>> begin

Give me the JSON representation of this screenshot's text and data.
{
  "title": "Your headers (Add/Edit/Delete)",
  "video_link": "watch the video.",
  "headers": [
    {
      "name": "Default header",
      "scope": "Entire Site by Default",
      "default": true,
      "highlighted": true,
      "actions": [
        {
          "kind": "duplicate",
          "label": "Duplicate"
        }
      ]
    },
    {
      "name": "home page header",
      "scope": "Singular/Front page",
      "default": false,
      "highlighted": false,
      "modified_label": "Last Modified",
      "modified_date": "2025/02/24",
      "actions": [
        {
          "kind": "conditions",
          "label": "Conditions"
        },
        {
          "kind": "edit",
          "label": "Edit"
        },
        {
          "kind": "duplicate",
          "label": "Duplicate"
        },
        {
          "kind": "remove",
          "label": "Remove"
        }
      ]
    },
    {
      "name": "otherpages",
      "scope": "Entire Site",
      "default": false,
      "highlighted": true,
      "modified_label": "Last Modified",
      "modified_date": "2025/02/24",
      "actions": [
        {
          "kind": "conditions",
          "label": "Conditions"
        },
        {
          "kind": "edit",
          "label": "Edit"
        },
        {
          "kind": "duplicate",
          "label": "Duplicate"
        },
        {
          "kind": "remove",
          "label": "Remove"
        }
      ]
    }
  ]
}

>> end

• [THE EXERCISE]: Write out the material exactly as given.

• [OUTPUT BELOW]:
Give me the JSON representation of this screenshot's text and data.
{
  "title": "Your headers (Add/Edit/Delete)",
  "video_link": "watch the video.",
  "headers": [
    {
      "name": "Default header",
      "scope": "Entire Site by Default",
      "default": true,
      "highlighted": true,
      "actions": [
        {
          "kind": "duplicate",
          "label": "Duplicate"
        }
      ]
    },
    {
      "name": "home page header",
      "scope": "Singular/Front page",
      "default": false,
      "highlighted": false,
      "modified_label": "Last Modified",
      "modified_date": "2025/02/24",
      "actions": [
        {
          "kind": "conditions",
          "label": "Conditions"
        },
        {
          "kind": "edit",
          "label": "Edit"
        },
        {
          "kind": "duplicate",
          "label": "Duplicate"
        },
        {
          "kind": "remove",
          "label": "Remove"
        }
      ]
    },
    {
      "name": "otherpages",
      "scope": "Entire Site",
      "default": false,
      "highlighted": true,
      "modified_label": "Last Modified",
      "modified_date": "2025/02/24",
      "actions": [
        {
          "kind": "conditions",
          "label": "Conditions"
        },
        {
          "kind": "edit",
          "label": "Edit"
        },
        {
          "kind": "duplicate",
          "label": "Duplicate"
        },
        {
          "kind": "remove",
          "label": "Remove"
        }
      ]
    }
  ]
}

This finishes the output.